• DIRECTIONS FOR THIS TASK
What lines of the data hold the string "Ricans"? Pull each one out.

• EXTRACTED MATERIAL
····················

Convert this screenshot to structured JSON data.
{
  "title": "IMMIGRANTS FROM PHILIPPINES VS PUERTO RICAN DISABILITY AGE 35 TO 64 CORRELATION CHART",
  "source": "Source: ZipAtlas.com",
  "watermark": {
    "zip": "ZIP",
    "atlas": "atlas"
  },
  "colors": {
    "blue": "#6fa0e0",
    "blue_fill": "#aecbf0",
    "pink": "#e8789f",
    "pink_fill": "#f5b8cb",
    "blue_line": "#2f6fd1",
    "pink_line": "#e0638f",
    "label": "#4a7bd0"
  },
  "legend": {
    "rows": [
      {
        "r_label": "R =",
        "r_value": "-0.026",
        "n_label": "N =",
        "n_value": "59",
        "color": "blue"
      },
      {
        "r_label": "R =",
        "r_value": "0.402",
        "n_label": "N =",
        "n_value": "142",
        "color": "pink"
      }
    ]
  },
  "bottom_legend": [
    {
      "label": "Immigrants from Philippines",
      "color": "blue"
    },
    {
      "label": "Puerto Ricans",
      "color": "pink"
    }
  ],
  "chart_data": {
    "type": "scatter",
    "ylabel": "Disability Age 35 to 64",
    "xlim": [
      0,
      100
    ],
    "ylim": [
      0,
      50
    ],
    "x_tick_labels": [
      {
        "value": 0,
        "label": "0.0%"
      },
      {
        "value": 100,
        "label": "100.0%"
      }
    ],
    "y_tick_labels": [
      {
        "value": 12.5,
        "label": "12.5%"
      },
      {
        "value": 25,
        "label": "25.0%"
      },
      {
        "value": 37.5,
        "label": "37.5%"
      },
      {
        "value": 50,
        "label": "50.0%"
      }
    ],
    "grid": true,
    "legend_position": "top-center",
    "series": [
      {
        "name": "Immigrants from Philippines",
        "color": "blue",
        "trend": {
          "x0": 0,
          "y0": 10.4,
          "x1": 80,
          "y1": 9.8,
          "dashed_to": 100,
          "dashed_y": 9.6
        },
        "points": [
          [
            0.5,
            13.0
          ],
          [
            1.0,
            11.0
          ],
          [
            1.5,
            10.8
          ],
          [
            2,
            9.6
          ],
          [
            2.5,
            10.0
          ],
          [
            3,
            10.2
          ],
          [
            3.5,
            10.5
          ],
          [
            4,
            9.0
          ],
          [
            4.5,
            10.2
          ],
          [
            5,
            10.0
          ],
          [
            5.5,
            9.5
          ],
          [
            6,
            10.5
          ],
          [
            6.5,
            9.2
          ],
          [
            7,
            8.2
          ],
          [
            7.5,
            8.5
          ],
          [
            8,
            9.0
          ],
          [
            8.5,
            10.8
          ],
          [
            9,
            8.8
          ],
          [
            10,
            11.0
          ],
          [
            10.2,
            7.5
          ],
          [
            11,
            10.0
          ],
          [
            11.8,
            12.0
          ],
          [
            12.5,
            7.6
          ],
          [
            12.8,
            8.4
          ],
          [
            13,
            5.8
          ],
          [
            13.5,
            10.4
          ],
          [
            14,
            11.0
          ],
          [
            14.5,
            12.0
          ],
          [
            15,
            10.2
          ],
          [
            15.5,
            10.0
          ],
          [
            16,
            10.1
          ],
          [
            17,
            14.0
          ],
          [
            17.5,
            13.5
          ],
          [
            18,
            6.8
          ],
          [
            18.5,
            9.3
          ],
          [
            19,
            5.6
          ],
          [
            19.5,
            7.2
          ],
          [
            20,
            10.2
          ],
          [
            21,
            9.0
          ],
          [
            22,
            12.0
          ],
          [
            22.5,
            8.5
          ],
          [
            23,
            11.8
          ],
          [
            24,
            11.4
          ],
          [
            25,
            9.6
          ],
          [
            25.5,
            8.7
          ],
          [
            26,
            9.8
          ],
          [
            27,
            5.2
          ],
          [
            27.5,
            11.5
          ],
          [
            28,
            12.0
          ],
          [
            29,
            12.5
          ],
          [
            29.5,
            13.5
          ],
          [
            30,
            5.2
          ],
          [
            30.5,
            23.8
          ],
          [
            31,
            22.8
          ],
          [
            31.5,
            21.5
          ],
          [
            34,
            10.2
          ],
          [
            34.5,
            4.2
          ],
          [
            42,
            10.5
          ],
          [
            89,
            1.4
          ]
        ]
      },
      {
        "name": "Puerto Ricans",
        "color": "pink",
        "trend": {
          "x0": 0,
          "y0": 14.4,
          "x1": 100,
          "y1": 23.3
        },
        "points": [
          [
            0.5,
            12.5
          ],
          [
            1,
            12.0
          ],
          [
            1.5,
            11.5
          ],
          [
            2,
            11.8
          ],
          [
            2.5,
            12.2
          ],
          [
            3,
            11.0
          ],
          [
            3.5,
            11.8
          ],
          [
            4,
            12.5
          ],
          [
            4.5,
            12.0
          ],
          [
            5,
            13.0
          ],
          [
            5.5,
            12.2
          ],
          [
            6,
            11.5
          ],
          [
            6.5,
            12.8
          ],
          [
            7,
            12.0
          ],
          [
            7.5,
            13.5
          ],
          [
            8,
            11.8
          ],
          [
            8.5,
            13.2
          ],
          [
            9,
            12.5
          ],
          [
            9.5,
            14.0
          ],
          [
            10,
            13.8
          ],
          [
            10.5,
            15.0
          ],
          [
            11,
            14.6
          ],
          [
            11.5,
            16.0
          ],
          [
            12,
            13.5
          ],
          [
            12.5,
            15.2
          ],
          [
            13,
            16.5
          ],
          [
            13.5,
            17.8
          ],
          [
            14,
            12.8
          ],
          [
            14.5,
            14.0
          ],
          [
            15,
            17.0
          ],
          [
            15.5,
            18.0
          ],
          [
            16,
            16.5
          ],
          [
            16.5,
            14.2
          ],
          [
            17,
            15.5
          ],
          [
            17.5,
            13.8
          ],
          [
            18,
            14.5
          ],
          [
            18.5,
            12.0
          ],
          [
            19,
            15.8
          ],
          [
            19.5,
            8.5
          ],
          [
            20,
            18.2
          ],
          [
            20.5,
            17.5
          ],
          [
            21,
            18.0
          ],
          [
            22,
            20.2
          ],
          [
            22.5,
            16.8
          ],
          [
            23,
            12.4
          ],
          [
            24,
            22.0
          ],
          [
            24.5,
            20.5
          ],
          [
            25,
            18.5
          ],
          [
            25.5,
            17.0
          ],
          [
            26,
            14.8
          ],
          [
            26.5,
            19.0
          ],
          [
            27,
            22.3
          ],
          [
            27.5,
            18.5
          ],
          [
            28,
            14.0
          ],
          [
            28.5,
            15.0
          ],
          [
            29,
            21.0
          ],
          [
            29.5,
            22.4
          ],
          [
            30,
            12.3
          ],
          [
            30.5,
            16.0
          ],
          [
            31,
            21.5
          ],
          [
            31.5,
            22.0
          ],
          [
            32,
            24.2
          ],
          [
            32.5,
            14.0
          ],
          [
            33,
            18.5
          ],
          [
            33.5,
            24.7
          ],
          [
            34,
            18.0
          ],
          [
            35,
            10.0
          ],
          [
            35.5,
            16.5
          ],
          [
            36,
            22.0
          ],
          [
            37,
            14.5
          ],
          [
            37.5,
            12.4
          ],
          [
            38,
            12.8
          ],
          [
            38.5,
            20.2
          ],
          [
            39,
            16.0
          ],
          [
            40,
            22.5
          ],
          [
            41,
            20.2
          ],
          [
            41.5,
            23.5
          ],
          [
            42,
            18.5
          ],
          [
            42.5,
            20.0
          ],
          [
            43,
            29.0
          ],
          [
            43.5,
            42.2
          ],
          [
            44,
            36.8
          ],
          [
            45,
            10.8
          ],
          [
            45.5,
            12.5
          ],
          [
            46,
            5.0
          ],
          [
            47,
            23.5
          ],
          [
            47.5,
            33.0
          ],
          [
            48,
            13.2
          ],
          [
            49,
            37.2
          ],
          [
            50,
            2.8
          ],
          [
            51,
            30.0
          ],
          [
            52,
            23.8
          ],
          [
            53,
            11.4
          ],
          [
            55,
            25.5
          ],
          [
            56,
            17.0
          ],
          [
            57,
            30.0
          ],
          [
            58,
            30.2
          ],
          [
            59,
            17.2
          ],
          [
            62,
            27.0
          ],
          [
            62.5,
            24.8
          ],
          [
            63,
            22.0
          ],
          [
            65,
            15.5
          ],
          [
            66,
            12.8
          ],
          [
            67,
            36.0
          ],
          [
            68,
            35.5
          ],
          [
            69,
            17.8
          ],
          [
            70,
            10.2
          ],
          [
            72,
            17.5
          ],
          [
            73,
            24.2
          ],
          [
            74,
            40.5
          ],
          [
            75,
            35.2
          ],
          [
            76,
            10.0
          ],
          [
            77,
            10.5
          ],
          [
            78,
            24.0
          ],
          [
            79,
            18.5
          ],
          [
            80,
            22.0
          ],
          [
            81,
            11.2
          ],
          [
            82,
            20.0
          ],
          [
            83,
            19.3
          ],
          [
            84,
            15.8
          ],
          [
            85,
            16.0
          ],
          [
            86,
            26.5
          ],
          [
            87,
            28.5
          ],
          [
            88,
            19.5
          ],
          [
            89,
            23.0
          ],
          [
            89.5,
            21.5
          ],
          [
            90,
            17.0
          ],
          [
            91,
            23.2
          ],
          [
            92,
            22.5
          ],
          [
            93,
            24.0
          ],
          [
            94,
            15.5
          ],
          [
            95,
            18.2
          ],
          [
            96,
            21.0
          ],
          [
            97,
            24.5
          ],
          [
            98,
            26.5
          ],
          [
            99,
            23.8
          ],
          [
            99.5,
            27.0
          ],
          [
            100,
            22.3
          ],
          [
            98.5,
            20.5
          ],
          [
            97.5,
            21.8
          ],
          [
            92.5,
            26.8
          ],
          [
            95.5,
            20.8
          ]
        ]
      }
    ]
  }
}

····················

• OUTPUT OF THE EXERCISE
      "label": "Puerto Ricans",
        "name": "Puerto Ricans",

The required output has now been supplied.